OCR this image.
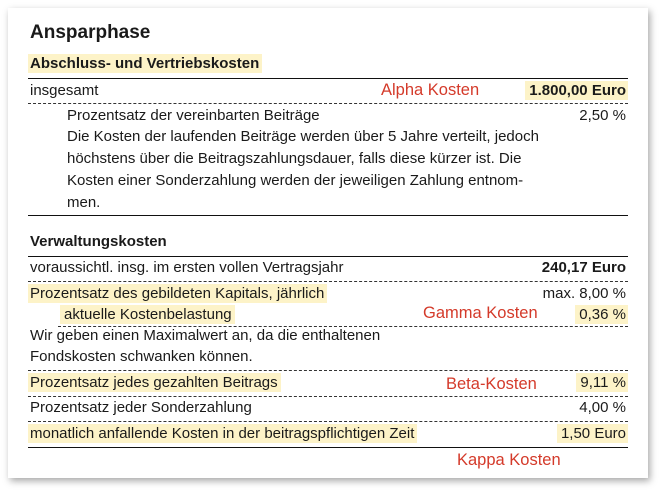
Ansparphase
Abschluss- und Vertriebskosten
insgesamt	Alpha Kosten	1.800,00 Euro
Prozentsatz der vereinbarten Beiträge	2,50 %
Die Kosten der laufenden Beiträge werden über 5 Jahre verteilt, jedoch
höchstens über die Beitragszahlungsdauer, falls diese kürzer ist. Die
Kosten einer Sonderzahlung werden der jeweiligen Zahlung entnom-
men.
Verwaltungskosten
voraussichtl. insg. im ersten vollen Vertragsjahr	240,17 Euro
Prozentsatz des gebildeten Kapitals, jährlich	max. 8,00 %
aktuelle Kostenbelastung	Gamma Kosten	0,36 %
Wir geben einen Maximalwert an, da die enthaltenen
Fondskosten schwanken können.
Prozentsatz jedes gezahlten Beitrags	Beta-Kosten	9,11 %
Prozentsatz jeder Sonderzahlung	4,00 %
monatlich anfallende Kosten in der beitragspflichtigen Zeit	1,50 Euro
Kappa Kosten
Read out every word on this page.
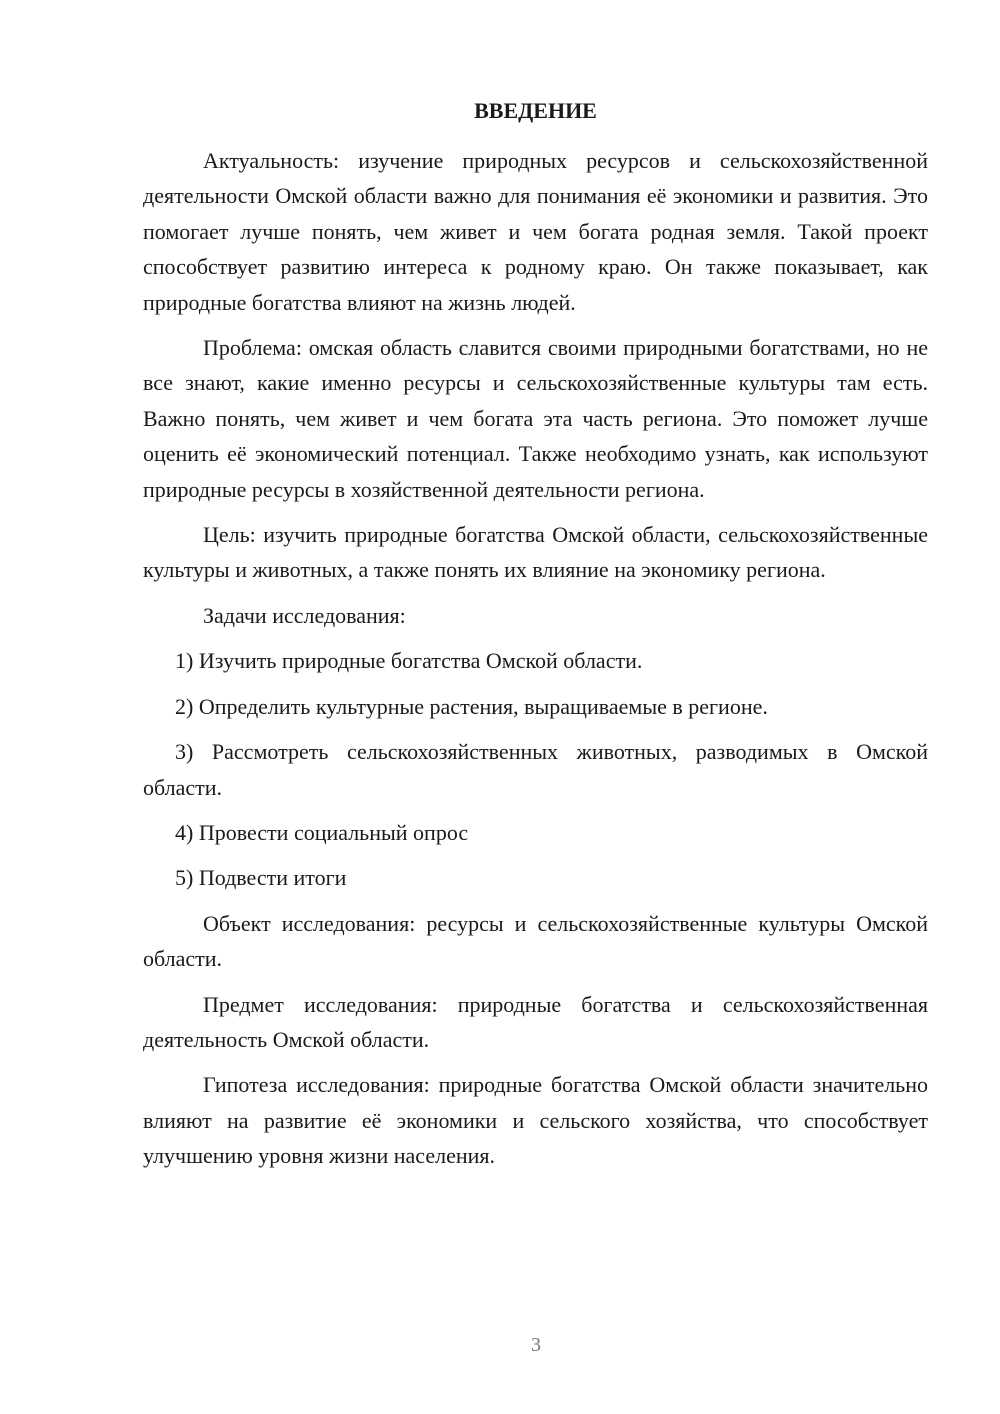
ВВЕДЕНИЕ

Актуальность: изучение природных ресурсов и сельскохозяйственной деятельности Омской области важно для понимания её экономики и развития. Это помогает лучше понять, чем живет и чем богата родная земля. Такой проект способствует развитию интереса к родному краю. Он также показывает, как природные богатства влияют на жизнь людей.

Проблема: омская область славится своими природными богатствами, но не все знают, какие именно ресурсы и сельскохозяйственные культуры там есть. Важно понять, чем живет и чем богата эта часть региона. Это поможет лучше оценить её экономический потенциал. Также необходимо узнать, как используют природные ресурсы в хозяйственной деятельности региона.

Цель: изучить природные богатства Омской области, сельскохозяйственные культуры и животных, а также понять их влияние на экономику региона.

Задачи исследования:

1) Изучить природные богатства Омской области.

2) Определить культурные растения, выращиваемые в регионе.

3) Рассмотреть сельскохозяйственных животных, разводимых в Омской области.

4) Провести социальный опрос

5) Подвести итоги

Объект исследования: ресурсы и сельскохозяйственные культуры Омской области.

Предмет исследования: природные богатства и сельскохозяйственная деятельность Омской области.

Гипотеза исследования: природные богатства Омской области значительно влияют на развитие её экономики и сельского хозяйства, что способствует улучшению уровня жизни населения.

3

=-=-=-=-=

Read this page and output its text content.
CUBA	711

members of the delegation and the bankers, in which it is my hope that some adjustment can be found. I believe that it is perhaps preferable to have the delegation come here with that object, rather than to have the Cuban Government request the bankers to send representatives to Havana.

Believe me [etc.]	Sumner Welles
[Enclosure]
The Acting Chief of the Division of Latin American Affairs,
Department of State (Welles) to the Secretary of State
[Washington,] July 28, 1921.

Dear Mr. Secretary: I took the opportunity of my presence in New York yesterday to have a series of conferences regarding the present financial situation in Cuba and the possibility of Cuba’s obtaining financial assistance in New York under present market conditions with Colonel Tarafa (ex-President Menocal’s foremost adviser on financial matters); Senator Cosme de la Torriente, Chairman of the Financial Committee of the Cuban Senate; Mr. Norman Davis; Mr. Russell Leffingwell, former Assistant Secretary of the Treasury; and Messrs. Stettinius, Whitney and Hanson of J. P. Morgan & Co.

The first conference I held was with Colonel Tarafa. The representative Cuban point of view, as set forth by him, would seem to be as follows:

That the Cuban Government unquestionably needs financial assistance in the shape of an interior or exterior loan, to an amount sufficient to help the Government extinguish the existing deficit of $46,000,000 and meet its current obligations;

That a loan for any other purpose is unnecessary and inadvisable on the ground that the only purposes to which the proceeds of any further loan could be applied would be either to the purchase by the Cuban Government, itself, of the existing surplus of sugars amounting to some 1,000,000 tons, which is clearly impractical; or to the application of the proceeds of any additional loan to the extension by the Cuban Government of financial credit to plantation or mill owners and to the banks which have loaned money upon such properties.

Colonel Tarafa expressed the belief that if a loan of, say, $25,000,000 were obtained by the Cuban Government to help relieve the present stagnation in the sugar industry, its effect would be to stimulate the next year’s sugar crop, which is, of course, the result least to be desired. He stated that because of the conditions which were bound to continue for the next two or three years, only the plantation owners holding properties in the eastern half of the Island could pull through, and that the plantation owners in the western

=-=-=-=-=

• Short problem
Report how many lines of the listing hold the string "this", giving only the number.

• Response below
3